◆ Work instructions ◆
Track down every line below that holds "crois" and copy it.

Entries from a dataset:
^^^^^^^^^^^^^^^^

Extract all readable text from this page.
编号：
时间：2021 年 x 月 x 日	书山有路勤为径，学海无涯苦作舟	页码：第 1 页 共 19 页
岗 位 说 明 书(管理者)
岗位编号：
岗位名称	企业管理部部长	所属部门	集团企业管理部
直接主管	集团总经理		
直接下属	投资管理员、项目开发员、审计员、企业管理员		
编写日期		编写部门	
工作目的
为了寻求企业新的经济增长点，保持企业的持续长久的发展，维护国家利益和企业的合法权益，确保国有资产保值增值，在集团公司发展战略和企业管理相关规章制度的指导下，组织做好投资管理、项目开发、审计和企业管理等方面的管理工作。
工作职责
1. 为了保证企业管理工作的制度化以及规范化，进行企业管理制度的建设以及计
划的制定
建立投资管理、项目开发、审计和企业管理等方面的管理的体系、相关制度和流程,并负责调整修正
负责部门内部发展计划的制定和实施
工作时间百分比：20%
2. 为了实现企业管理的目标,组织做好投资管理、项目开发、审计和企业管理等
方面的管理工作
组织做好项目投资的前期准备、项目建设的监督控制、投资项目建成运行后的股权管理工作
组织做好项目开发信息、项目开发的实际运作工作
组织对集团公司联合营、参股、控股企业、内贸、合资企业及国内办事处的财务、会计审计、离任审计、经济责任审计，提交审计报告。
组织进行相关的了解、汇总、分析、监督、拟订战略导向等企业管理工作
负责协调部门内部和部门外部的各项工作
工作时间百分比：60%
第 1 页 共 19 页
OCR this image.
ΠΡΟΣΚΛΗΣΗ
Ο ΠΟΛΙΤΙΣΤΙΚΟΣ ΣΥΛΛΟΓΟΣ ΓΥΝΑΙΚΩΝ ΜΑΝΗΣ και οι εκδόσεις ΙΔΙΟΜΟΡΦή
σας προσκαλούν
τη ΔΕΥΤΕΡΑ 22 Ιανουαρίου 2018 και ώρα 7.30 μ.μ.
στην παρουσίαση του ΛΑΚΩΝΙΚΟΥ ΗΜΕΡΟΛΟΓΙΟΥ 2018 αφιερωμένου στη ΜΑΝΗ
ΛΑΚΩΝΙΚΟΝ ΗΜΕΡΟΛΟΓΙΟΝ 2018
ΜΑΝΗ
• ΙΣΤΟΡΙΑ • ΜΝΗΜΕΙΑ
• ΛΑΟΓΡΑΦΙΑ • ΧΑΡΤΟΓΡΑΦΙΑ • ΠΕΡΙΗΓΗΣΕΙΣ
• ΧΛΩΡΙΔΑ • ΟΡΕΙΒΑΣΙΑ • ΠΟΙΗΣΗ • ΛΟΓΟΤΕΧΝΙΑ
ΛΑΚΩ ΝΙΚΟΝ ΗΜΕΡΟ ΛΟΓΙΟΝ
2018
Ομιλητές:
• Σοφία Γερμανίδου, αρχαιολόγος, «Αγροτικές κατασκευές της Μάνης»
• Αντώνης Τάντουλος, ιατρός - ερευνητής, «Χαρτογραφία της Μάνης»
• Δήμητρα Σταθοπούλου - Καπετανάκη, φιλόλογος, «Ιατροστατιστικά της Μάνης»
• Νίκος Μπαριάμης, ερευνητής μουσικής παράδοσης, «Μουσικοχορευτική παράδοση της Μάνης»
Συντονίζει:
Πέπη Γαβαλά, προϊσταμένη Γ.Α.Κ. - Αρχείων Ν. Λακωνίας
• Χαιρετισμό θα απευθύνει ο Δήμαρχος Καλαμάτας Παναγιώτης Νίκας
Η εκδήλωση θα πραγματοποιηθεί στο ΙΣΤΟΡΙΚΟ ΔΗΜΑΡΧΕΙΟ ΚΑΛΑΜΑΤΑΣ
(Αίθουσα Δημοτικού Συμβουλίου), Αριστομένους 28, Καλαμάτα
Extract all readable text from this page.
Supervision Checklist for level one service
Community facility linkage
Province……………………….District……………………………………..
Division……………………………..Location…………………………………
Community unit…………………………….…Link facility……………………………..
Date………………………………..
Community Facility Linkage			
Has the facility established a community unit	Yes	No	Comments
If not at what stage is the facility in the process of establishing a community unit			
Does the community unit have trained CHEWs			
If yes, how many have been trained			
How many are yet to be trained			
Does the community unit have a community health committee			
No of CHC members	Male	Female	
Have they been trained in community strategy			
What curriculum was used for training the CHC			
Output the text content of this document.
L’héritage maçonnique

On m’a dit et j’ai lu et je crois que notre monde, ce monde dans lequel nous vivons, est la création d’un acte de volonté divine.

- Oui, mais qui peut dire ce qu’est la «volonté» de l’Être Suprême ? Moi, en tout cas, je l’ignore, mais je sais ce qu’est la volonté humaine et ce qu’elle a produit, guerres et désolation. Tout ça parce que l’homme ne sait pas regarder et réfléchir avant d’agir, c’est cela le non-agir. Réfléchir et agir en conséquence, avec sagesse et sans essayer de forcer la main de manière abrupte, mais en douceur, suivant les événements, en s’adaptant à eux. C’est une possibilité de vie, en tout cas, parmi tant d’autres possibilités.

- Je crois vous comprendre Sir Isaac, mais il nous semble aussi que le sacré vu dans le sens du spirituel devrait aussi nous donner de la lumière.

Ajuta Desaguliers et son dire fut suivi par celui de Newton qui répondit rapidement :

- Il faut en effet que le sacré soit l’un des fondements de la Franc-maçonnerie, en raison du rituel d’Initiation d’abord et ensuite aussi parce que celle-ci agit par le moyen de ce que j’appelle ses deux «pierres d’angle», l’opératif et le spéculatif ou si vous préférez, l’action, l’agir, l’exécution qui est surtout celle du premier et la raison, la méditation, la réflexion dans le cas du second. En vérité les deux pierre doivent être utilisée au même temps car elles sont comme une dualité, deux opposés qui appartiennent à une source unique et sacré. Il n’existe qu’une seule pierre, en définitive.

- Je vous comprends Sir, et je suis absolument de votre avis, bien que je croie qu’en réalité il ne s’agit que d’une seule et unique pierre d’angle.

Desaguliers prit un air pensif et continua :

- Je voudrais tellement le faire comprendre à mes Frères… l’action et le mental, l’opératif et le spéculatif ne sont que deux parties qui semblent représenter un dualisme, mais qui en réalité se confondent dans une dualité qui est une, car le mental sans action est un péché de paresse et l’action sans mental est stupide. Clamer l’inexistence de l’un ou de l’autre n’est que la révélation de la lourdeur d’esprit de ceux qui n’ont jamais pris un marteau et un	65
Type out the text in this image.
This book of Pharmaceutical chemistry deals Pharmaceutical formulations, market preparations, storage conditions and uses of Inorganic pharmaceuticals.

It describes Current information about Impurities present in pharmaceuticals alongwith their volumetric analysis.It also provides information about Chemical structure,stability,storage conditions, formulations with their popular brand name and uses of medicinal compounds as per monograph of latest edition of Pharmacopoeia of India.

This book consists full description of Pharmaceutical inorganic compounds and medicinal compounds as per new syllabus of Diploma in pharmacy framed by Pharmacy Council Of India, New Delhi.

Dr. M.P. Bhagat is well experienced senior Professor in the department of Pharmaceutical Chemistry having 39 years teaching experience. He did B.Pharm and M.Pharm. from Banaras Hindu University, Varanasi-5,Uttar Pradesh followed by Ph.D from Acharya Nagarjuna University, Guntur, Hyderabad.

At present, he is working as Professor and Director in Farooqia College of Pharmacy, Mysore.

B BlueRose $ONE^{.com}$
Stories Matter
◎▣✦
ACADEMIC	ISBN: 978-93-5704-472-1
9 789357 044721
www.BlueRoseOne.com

^^^^^^^^^^^^^^^^

◆ Worked solution ◆
On m’a dit et j’ai lu et je crois que notre monde, ce monde dans lequel nous vivons, est la création d’un acte de volonté divine.
- Je crois vous comprendre Sir Isaac, mais il nous semble aussi que le sacré vu dans le sens du spirituel devrait aussi nous donner de la lumière.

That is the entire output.